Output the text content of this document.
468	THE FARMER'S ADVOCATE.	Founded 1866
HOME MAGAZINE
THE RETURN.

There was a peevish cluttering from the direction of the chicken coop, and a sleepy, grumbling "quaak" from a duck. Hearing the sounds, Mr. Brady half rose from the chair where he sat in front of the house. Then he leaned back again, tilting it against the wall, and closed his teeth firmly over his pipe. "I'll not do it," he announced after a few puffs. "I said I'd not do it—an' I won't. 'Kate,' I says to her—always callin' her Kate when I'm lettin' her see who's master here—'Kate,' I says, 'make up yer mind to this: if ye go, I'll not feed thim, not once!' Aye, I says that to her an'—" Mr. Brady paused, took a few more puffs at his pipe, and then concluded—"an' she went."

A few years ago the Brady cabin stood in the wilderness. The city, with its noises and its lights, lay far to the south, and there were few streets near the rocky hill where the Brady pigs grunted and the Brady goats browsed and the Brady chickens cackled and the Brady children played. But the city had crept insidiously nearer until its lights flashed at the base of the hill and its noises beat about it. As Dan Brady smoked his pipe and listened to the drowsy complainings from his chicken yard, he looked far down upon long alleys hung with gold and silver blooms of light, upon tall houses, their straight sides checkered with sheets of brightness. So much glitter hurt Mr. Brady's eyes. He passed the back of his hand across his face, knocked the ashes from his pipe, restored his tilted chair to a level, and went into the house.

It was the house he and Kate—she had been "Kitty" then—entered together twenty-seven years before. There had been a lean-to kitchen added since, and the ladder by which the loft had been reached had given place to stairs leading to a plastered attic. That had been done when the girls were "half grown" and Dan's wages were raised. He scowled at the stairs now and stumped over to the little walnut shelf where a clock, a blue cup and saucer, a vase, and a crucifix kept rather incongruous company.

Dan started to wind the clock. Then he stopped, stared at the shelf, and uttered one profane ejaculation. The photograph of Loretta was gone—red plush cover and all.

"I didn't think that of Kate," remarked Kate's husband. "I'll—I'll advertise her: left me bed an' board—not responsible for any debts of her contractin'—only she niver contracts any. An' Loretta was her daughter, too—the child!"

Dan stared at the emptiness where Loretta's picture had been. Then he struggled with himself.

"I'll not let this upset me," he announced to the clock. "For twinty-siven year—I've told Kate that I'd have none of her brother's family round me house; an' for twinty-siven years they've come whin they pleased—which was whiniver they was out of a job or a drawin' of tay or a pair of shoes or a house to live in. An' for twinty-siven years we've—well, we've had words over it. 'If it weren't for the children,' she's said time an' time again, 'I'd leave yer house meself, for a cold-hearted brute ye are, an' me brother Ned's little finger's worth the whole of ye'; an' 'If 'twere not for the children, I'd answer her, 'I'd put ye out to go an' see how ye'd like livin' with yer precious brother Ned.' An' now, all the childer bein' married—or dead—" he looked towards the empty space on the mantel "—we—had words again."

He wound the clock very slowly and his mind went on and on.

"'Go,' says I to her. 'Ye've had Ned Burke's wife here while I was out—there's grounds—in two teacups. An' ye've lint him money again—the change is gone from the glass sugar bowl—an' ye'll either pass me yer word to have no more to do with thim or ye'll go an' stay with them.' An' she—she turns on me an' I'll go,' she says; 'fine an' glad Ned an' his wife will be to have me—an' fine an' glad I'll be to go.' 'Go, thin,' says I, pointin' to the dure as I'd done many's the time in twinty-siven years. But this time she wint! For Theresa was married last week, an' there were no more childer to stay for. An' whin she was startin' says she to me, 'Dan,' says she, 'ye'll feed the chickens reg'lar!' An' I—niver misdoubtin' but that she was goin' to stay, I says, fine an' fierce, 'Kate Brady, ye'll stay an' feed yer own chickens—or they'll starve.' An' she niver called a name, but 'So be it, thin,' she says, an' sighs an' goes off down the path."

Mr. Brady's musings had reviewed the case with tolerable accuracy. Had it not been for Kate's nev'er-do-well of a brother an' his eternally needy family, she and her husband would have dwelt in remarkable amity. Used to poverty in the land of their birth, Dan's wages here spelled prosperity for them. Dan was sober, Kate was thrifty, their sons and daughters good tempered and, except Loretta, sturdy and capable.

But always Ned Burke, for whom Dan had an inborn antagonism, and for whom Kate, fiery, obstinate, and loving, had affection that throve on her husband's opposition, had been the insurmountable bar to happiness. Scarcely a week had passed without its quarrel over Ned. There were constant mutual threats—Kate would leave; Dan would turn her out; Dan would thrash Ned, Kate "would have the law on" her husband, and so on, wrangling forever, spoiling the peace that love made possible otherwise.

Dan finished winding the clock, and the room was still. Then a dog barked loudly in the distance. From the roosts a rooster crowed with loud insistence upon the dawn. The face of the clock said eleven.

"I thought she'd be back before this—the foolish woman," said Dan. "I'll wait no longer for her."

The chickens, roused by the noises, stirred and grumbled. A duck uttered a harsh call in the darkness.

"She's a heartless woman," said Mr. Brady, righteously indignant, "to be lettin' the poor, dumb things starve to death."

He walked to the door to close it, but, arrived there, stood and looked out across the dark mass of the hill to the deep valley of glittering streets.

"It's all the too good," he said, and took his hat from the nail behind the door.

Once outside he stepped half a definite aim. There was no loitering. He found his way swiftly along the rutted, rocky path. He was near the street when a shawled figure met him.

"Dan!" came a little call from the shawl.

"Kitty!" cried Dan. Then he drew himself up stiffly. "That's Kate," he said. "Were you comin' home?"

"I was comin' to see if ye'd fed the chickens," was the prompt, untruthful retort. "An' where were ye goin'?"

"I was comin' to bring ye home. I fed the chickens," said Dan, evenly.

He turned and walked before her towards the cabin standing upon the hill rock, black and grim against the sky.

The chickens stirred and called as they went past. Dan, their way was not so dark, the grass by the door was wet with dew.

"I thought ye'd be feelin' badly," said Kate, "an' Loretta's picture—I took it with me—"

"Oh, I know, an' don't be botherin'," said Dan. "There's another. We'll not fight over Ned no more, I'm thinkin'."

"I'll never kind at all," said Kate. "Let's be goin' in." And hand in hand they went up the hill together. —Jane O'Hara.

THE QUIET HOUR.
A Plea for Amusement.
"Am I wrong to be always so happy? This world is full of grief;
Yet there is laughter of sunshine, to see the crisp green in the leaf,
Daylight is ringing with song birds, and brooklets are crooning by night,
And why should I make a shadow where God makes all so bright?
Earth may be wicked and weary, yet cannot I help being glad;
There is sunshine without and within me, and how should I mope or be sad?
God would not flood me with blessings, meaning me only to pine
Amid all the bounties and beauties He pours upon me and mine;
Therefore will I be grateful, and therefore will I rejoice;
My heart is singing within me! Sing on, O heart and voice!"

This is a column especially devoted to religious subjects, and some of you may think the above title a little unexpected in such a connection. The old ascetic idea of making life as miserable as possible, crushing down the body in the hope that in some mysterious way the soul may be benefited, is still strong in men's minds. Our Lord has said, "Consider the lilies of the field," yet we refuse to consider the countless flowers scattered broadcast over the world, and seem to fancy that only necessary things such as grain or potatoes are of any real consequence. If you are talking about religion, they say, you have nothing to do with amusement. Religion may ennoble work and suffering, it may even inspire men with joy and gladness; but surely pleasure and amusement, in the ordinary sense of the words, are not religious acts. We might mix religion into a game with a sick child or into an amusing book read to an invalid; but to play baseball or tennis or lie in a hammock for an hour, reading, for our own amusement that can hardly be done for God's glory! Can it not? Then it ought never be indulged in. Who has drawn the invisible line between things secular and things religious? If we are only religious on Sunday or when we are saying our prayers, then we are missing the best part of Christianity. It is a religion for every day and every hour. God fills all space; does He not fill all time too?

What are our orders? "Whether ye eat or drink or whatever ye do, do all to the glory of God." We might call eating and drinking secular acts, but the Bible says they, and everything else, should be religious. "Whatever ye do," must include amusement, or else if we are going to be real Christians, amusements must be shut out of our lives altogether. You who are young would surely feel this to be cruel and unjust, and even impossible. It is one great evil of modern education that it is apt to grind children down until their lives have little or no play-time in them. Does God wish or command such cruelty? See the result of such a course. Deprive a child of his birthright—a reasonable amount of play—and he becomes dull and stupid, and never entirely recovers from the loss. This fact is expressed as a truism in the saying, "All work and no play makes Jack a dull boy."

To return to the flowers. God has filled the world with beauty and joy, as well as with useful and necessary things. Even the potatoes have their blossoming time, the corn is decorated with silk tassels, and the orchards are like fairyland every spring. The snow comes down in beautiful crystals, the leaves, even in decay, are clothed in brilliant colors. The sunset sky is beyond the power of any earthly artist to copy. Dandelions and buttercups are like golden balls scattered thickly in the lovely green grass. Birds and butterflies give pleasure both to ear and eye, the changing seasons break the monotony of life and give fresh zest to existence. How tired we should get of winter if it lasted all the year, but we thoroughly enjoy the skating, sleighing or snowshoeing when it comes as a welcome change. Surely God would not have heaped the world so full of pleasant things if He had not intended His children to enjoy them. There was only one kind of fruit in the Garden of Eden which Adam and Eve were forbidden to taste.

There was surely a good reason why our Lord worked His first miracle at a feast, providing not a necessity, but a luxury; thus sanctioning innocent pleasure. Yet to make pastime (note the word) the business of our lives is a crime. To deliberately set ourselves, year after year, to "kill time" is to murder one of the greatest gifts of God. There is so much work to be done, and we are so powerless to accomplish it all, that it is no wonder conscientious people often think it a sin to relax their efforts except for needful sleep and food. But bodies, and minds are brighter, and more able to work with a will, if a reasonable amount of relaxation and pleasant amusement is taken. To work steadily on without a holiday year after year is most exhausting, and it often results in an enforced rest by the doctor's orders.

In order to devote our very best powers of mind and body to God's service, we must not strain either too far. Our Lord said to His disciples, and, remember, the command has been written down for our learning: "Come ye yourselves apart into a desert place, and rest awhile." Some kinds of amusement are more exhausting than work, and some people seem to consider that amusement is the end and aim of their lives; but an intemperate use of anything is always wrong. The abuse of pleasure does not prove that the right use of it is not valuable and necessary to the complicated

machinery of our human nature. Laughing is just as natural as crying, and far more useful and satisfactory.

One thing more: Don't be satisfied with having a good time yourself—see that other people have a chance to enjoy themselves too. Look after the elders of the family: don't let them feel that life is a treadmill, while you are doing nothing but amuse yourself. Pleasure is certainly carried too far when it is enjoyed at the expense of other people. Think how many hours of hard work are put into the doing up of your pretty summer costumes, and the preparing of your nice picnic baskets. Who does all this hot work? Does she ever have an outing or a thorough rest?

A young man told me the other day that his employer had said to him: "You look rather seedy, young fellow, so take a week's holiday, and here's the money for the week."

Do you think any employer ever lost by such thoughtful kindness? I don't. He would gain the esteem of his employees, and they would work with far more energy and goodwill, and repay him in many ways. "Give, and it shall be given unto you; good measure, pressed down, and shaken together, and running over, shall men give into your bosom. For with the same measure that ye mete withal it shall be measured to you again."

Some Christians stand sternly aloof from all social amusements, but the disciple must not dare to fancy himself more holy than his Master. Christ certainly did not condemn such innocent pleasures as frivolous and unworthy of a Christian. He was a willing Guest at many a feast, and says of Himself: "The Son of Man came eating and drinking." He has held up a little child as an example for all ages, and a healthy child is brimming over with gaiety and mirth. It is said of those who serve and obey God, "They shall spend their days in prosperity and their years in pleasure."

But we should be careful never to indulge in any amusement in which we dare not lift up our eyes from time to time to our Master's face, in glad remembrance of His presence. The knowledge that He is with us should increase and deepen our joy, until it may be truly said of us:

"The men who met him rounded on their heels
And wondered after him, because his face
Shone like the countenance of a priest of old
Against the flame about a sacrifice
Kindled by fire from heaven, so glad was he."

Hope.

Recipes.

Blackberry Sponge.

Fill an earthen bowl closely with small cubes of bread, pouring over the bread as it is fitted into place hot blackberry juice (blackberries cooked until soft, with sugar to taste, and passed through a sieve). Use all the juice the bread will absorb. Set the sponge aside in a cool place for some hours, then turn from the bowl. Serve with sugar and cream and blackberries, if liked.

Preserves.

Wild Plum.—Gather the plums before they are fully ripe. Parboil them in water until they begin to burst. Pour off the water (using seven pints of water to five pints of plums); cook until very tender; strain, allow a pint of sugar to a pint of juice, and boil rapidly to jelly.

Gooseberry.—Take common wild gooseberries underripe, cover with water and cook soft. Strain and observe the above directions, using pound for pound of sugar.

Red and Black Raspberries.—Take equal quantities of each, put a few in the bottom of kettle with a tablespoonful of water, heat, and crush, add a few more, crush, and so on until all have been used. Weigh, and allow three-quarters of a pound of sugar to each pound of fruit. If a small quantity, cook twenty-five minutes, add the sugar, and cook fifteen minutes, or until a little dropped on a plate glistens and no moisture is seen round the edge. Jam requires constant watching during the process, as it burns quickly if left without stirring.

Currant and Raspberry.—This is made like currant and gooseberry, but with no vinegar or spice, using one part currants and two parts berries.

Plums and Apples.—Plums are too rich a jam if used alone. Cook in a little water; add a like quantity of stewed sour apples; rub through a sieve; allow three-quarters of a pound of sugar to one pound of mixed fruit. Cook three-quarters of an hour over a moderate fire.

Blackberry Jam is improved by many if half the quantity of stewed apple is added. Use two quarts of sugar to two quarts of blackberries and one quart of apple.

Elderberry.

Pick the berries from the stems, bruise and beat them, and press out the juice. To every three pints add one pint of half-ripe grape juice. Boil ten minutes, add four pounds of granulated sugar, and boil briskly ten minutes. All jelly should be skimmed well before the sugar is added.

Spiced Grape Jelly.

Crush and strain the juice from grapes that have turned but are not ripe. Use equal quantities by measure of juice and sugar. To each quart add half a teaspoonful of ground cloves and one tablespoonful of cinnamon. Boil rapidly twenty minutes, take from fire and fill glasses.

| Challenge |
Scan the records above, count the lines with "stared" in them, and give only the number.

| Solved exercise |
2